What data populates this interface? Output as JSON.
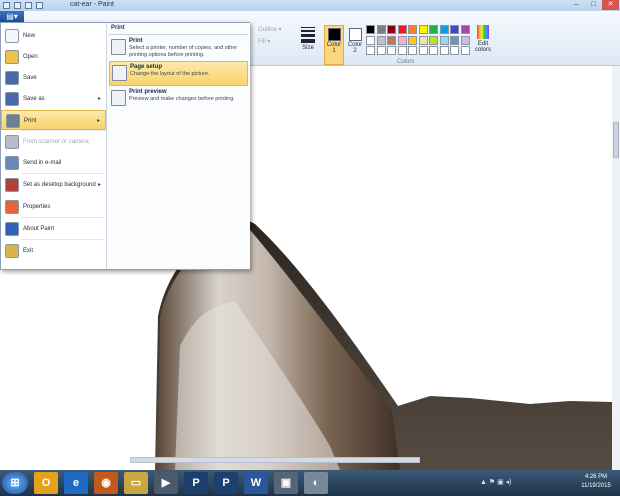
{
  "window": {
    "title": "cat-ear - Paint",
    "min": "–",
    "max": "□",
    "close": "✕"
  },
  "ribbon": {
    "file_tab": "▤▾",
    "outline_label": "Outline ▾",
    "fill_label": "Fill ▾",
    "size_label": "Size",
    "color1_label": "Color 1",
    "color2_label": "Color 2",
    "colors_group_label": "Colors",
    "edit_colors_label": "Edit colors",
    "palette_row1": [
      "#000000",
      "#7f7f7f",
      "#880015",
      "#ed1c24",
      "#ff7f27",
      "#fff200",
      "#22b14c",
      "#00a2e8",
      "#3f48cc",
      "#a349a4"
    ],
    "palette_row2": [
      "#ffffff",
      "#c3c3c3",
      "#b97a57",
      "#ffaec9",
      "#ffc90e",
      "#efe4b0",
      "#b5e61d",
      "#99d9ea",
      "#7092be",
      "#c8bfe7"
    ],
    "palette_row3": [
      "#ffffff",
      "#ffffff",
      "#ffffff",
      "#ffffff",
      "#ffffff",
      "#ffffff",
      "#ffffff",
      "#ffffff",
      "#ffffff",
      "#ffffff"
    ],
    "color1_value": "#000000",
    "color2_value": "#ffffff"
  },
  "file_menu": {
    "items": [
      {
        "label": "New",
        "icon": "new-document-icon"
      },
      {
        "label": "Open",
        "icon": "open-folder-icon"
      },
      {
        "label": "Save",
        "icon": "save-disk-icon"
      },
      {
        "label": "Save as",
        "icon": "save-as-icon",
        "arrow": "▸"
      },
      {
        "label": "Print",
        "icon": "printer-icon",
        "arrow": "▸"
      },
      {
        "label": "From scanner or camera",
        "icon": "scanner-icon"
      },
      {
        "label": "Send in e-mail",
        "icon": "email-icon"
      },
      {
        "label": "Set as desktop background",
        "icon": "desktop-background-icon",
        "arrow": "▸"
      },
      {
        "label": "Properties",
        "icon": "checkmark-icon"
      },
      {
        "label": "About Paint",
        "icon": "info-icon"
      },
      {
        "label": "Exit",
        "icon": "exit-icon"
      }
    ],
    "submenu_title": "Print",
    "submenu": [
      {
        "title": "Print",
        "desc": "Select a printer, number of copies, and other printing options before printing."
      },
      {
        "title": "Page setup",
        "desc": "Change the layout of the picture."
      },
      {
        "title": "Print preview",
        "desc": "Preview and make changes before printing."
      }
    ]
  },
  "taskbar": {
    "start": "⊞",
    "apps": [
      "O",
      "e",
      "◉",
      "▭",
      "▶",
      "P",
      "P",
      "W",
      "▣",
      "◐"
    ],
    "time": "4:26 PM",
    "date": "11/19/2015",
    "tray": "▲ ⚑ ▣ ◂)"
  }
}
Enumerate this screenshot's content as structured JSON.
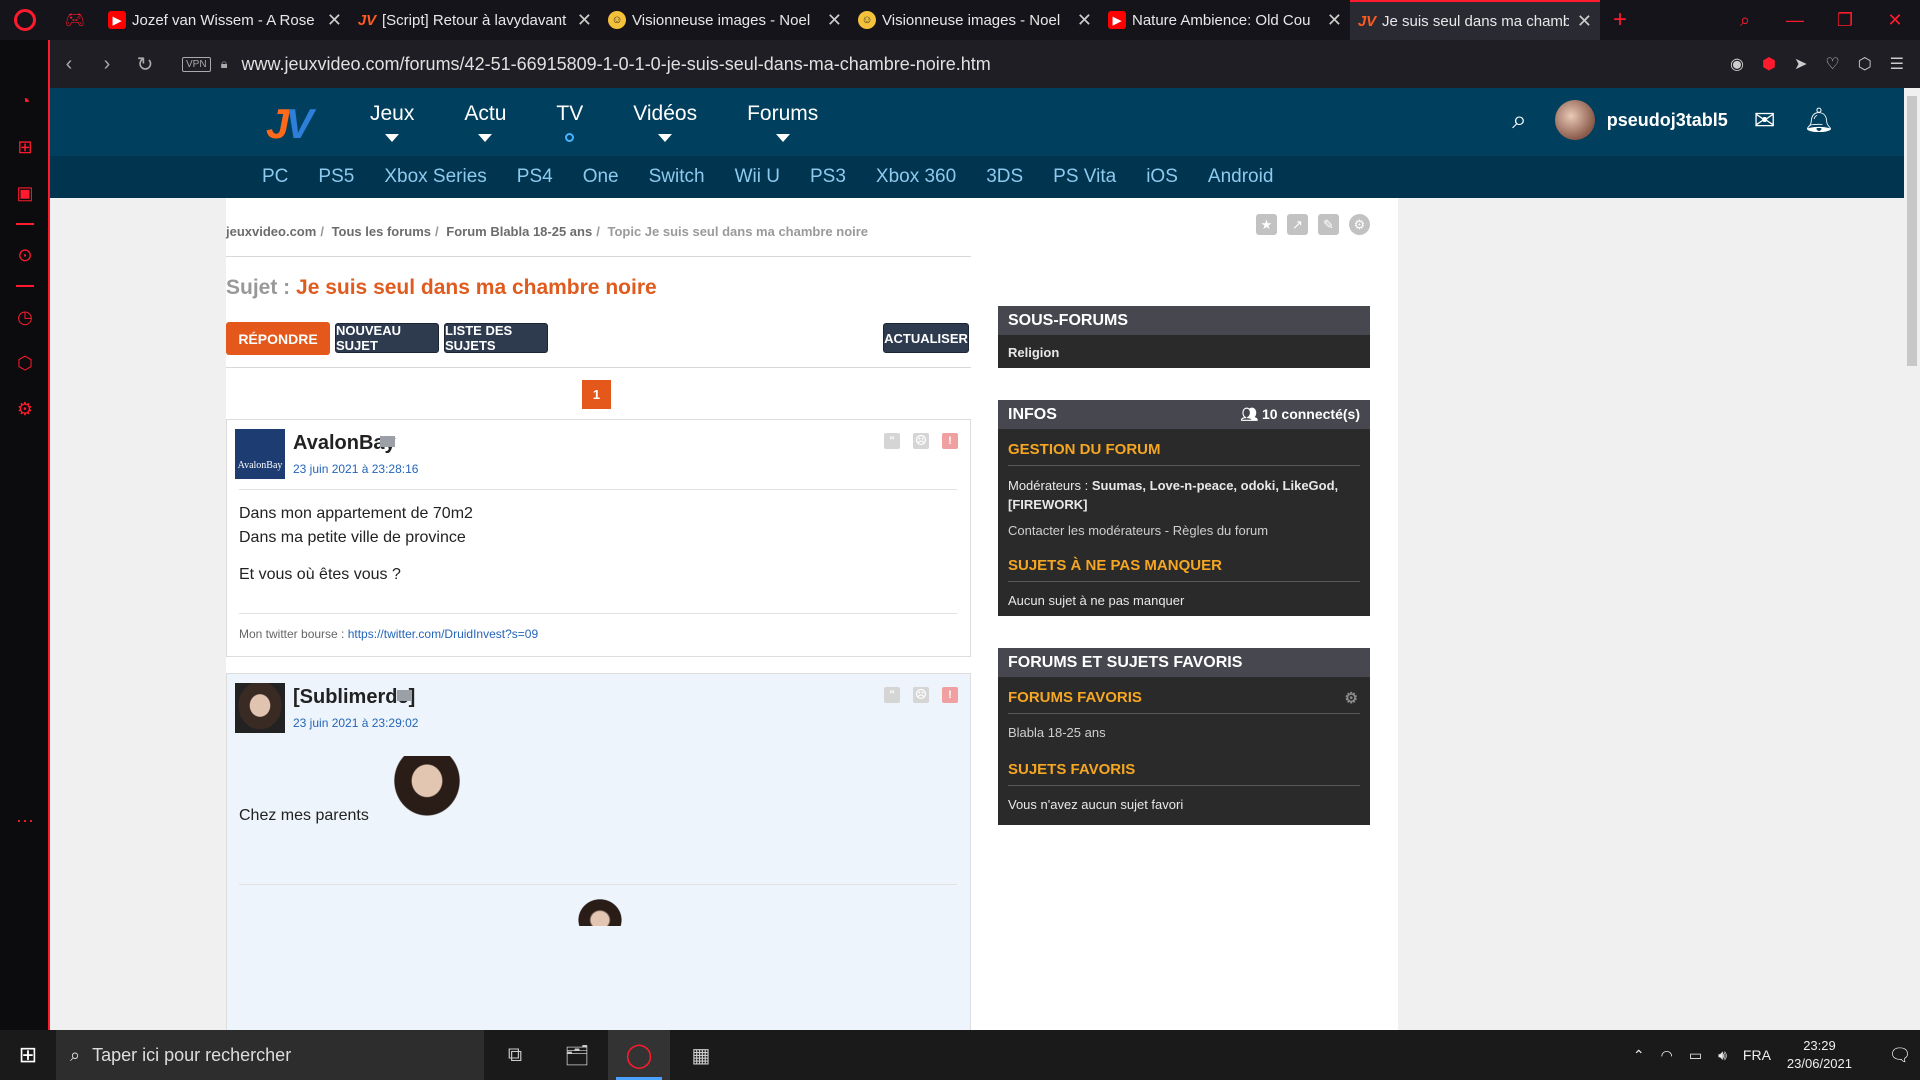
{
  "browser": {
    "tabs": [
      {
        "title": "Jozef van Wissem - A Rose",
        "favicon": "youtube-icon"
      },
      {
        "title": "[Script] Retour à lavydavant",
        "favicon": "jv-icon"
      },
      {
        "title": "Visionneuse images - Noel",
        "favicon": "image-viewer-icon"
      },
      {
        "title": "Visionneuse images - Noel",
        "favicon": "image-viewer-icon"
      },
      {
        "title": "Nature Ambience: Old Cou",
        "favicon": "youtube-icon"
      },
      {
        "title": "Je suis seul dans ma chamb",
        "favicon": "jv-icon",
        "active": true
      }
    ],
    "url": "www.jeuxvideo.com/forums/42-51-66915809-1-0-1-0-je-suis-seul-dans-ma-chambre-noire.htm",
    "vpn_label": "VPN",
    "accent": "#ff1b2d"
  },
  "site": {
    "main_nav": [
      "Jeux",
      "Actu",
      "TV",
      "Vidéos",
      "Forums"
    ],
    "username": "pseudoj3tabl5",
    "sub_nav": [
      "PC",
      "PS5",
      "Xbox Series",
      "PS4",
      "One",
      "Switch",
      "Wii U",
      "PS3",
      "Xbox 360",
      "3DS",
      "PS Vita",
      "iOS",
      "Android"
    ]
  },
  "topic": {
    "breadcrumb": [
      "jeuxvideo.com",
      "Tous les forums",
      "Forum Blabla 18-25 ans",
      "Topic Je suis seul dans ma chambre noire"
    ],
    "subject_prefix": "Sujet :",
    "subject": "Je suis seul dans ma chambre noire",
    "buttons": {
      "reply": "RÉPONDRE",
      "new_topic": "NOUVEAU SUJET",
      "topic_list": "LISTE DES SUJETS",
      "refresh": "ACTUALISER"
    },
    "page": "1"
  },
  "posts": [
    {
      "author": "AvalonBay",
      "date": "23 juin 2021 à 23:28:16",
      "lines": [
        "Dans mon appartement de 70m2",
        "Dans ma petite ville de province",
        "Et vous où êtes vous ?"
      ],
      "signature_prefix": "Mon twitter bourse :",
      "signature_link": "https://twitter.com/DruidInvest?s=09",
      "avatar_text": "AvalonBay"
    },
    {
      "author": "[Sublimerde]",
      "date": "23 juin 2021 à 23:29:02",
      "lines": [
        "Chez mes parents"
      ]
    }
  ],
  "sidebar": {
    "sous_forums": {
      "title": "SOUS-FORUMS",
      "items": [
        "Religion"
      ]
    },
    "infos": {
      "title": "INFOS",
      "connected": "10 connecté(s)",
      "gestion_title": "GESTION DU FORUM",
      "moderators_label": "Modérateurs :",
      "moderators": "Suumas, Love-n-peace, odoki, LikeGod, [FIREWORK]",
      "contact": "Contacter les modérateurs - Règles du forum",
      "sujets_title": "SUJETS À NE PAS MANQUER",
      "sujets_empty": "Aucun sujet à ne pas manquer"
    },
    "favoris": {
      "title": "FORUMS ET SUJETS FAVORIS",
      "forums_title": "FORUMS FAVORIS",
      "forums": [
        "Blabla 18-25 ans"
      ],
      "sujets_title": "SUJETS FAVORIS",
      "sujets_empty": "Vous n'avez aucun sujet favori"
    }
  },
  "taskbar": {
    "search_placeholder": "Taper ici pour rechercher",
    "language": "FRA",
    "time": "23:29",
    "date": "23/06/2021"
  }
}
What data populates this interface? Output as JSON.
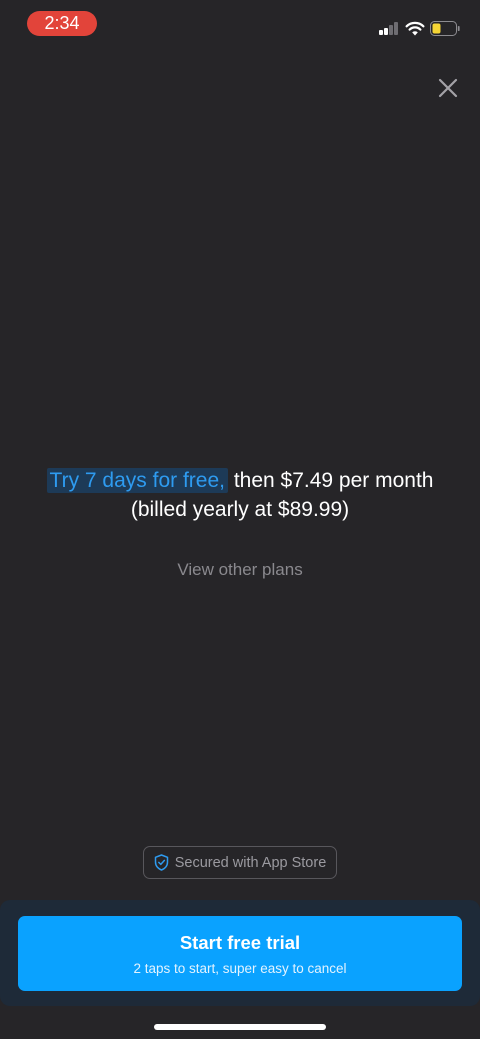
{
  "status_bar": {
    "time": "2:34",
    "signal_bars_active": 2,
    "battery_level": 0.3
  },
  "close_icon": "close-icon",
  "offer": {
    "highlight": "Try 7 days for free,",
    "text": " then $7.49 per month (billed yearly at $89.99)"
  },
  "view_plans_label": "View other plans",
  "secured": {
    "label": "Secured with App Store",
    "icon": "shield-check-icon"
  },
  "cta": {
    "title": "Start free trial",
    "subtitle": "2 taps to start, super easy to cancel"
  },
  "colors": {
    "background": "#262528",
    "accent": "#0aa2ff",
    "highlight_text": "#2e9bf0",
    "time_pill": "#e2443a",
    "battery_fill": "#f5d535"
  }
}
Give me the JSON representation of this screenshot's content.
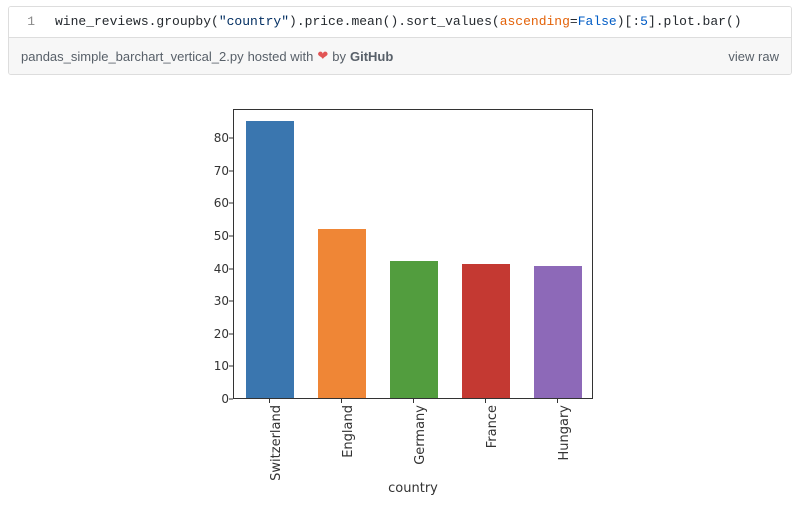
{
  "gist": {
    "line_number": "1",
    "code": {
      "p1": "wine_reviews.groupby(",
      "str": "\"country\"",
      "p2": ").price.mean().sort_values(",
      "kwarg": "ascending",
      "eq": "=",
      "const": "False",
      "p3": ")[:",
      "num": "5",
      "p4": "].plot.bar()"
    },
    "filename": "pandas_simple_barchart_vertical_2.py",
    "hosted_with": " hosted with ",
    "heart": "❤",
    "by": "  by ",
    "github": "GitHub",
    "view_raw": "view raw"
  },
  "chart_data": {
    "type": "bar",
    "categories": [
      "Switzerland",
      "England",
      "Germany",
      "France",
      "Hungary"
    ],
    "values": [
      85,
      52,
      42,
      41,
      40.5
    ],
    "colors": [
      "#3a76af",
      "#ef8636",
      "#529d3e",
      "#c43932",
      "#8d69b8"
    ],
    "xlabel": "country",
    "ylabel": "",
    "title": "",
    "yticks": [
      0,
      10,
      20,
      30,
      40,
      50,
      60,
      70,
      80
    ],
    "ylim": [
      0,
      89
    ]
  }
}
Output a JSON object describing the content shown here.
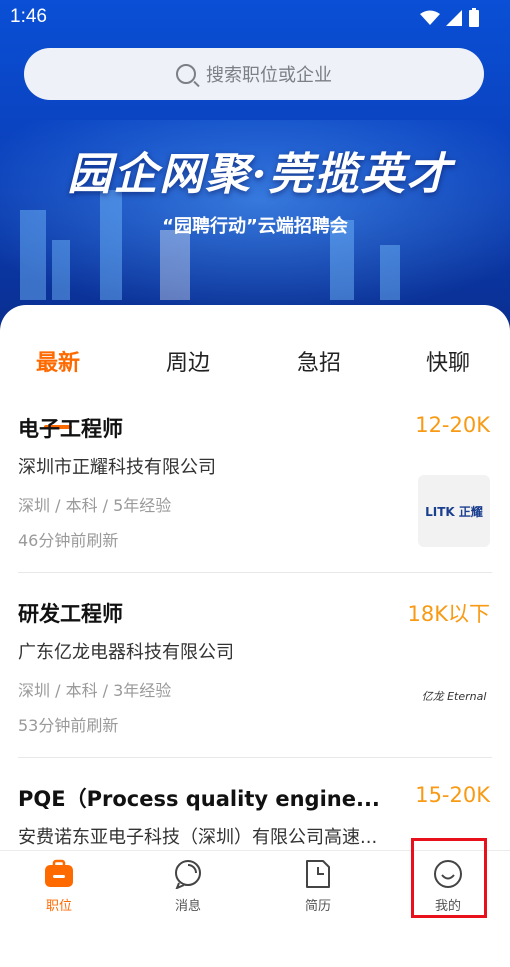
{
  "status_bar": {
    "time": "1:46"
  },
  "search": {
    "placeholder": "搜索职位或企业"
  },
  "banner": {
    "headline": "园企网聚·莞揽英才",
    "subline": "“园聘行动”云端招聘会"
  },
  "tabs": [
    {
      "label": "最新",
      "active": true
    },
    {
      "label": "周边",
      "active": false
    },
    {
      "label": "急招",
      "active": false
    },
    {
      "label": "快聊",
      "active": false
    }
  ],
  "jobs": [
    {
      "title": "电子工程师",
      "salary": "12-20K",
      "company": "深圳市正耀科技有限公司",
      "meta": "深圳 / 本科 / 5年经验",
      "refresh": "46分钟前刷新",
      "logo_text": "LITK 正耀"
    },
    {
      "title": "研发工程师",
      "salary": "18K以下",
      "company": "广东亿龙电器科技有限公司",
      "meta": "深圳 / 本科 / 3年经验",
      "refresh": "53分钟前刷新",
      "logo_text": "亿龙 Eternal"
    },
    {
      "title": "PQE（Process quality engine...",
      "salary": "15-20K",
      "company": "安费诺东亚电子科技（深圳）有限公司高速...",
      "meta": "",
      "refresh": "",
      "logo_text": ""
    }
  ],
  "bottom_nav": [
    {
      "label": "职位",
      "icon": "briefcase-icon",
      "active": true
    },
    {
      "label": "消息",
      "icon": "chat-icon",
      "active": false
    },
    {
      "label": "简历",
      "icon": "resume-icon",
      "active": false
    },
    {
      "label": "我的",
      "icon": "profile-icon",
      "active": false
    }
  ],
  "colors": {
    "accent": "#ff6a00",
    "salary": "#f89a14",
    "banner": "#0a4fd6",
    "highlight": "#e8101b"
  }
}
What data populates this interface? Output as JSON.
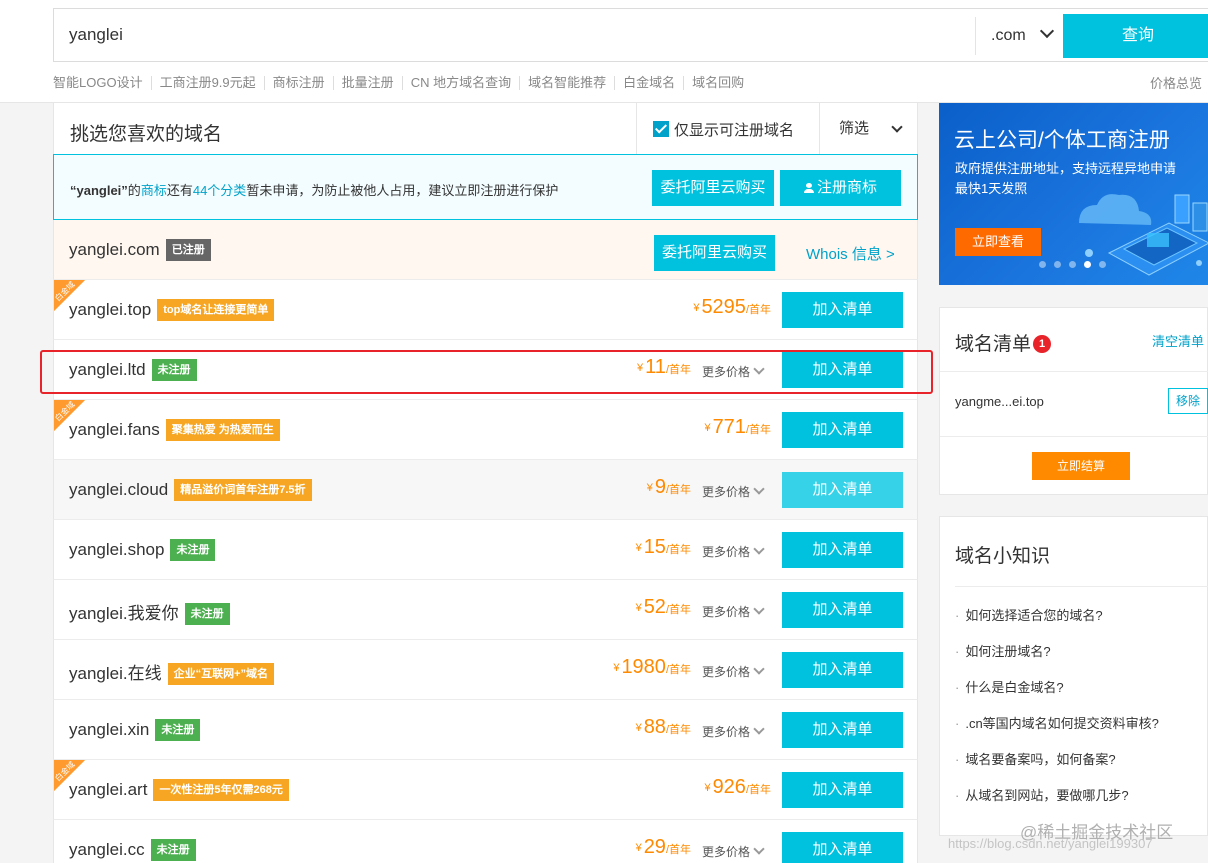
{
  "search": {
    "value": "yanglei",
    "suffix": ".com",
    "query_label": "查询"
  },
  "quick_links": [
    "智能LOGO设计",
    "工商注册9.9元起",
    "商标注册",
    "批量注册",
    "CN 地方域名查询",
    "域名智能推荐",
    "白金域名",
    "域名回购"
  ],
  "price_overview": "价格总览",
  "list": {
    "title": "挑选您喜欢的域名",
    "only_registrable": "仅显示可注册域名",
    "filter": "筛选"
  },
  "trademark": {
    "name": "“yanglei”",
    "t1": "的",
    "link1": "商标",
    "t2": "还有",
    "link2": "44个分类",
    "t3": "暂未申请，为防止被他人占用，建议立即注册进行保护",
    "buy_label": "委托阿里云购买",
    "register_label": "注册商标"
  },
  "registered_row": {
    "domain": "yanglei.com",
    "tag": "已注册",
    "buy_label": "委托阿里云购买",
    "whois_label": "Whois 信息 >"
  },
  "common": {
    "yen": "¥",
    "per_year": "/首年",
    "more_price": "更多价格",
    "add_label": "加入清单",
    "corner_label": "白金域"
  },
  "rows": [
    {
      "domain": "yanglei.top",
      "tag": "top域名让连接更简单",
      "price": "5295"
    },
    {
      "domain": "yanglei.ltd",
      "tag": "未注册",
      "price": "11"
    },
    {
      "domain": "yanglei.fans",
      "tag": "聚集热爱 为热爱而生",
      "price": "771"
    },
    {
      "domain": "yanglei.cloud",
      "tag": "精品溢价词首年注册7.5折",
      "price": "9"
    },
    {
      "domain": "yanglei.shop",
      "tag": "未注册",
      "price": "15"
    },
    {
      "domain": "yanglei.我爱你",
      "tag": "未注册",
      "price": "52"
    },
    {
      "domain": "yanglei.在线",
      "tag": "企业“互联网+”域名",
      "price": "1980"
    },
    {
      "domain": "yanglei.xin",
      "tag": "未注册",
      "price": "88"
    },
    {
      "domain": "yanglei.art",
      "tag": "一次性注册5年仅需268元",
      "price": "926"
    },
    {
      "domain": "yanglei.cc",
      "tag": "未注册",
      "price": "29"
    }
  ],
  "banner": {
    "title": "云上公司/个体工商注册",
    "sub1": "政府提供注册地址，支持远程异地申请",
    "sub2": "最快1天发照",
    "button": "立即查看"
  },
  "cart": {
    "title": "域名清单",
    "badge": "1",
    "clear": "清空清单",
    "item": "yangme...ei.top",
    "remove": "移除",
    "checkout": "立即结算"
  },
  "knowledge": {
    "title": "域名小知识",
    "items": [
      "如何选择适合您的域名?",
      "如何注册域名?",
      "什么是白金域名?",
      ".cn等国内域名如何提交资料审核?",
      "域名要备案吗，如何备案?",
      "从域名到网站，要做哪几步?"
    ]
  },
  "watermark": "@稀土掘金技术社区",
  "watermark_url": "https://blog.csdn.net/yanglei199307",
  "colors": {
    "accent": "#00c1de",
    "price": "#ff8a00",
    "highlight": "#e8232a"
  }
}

* Work instructions:
Gather up the lines that contain the word "before".

* Exercise solution:
        "desc": "Select a printer, number of copies, and other printing options before printing."
        "desc": "Preview and make changes before printing."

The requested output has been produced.